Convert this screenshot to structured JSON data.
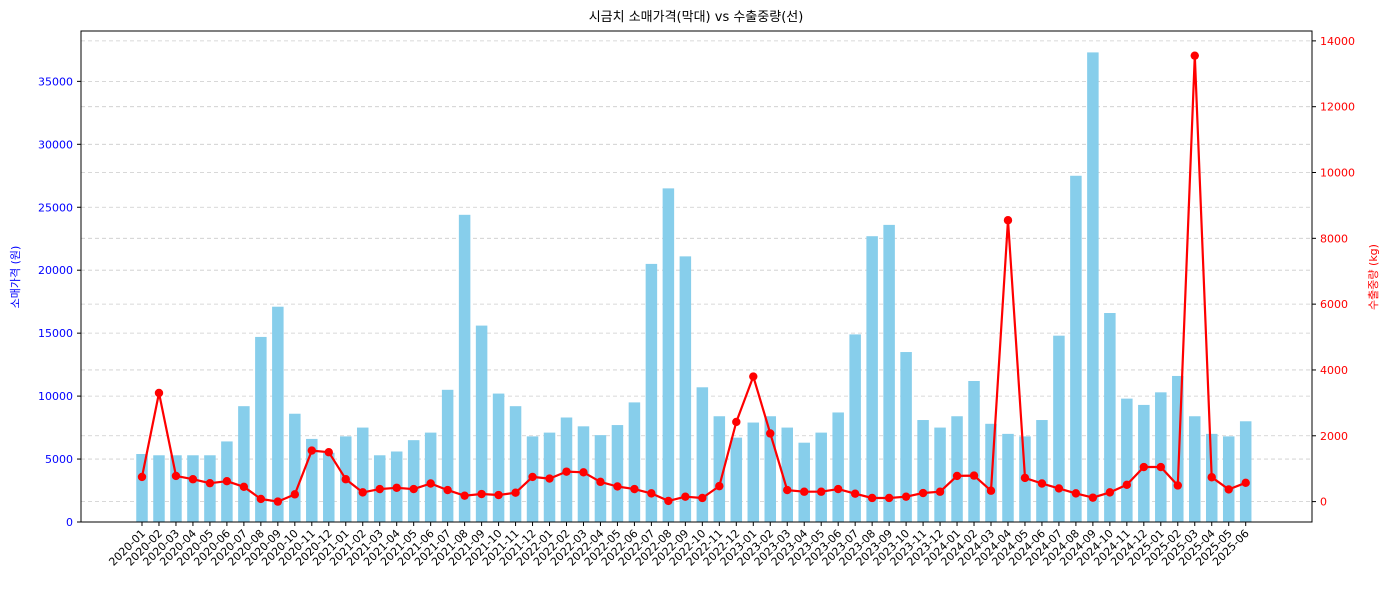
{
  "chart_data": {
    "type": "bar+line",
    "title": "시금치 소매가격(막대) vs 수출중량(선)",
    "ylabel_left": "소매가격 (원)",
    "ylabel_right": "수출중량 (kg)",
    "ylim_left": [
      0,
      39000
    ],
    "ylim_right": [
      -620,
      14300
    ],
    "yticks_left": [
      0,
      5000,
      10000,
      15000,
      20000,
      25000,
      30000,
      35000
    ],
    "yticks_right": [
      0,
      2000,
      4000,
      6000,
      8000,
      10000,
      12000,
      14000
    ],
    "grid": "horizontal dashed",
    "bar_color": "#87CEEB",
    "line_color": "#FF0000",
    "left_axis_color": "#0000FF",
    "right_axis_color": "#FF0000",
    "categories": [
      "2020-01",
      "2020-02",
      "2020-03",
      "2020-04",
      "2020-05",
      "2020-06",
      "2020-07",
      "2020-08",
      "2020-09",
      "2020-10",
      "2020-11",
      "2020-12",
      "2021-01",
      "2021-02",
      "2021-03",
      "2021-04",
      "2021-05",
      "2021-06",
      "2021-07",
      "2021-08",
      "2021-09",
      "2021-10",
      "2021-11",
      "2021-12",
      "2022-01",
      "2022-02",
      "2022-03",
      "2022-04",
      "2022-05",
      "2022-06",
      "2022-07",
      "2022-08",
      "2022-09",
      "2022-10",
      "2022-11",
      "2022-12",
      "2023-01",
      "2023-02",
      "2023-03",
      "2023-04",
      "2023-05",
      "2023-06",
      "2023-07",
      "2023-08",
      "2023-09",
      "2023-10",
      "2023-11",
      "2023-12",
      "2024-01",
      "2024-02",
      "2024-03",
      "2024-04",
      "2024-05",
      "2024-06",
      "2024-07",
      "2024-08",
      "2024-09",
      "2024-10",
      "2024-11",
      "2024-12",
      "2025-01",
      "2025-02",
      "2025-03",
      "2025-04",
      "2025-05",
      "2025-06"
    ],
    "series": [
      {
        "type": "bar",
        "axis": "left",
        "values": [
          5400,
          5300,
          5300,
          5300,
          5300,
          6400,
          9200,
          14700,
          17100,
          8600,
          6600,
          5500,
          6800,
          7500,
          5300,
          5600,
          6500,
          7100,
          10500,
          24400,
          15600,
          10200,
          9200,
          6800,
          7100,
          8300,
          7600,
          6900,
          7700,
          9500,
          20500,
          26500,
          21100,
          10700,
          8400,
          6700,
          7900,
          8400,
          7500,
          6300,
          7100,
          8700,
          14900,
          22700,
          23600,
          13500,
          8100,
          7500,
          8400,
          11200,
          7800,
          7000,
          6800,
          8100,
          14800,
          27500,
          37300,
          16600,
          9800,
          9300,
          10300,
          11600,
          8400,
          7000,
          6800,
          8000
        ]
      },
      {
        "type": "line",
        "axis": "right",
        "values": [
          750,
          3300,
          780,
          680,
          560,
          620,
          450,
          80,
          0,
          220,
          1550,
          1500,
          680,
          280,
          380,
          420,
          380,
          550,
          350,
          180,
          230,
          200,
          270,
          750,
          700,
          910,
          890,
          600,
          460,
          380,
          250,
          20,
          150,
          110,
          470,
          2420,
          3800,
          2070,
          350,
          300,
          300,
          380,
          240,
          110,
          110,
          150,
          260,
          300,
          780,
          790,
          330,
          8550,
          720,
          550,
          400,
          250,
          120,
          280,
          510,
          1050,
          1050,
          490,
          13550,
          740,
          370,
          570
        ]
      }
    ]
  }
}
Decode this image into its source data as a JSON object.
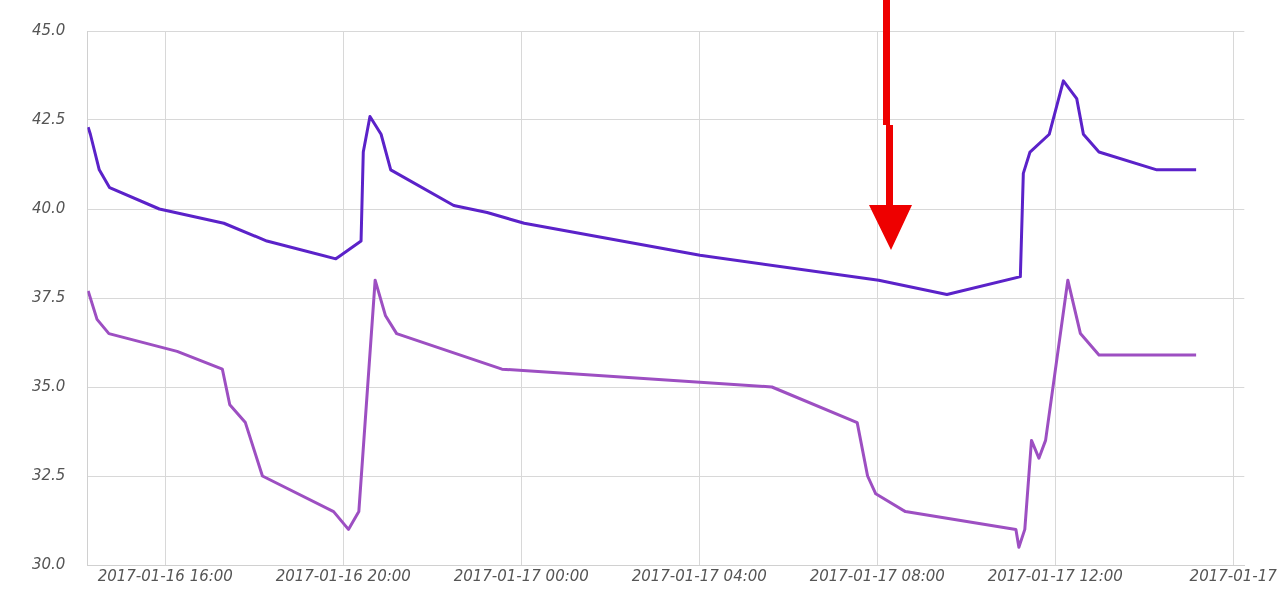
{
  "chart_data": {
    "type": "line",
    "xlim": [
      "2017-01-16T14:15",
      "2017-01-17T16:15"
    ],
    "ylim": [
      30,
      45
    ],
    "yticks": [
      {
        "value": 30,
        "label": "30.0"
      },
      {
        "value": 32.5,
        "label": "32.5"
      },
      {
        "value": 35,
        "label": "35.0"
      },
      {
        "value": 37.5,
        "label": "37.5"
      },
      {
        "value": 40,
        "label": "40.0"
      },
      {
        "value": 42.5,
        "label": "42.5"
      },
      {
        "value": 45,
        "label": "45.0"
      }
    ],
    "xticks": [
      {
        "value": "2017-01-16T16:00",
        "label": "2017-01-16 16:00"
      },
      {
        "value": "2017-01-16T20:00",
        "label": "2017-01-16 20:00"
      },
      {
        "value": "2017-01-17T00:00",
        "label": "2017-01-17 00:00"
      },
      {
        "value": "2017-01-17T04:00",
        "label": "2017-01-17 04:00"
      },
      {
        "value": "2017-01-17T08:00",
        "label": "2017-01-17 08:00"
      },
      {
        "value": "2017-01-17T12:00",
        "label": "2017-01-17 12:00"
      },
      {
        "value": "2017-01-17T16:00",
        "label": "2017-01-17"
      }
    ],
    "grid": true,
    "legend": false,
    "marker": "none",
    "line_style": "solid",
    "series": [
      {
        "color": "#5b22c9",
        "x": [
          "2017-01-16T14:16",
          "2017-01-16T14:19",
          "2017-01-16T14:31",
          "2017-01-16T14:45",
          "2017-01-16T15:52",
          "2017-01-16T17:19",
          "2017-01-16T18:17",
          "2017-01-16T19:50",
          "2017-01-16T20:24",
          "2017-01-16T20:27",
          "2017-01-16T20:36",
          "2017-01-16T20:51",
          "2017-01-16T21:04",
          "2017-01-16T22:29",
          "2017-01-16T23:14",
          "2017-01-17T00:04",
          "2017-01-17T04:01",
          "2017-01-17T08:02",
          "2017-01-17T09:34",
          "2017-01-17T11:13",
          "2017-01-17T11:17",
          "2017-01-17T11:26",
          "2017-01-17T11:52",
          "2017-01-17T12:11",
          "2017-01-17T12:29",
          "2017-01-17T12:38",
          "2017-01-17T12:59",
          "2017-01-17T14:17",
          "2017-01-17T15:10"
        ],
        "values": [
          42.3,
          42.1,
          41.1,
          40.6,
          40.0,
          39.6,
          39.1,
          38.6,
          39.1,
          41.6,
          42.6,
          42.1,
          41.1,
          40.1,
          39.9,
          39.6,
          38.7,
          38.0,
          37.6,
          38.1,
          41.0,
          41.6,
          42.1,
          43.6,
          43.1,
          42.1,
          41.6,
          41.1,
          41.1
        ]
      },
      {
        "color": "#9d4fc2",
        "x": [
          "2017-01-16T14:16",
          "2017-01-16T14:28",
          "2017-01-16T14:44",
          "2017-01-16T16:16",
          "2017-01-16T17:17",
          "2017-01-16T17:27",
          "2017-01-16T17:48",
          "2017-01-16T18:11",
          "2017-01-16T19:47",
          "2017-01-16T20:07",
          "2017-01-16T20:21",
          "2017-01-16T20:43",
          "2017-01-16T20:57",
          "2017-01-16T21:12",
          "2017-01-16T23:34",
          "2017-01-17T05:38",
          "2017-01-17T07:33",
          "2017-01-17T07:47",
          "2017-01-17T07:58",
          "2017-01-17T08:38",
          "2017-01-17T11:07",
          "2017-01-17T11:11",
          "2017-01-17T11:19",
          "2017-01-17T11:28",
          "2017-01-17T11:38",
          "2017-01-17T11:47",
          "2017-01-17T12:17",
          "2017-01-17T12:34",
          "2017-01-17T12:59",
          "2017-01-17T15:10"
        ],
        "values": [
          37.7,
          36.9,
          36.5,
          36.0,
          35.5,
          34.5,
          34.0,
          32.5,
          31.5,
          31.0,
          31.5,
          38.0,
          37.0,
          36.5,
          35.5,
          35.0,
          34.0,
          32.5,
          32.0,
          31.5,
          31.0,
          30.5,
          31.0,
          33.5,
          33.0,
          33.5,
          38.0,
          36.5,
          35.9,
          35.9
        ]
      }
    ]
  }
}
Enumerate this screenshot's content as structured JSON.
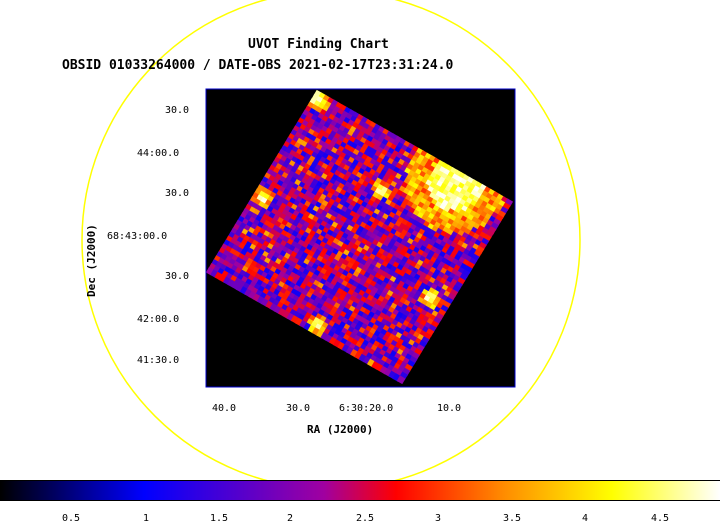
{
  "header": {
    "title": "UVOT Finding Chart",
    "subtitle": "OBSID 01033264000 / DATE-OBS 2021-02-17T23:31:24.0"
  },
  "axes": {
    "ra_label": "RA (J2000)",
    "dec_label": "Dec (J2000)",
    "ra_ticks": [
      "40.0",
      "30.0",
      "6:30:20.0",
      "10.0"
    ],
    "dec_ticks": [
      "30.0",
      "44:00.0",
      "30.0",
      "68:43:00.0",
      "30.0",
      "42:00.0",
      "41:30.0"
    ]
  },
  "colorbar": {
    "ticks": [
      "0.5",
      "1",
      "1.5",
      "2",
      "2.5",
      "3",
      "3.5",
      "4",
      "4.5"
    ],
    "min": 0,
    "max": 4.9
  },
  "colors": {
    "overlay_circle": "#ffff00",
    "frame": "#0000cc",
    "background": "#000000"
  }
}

▶ _TASK REQUIREMENTS_
In the records above, tally the lines where the word "type" appears, and give the number and nothing else.

▶ _RESULT OF THIS TASK_
4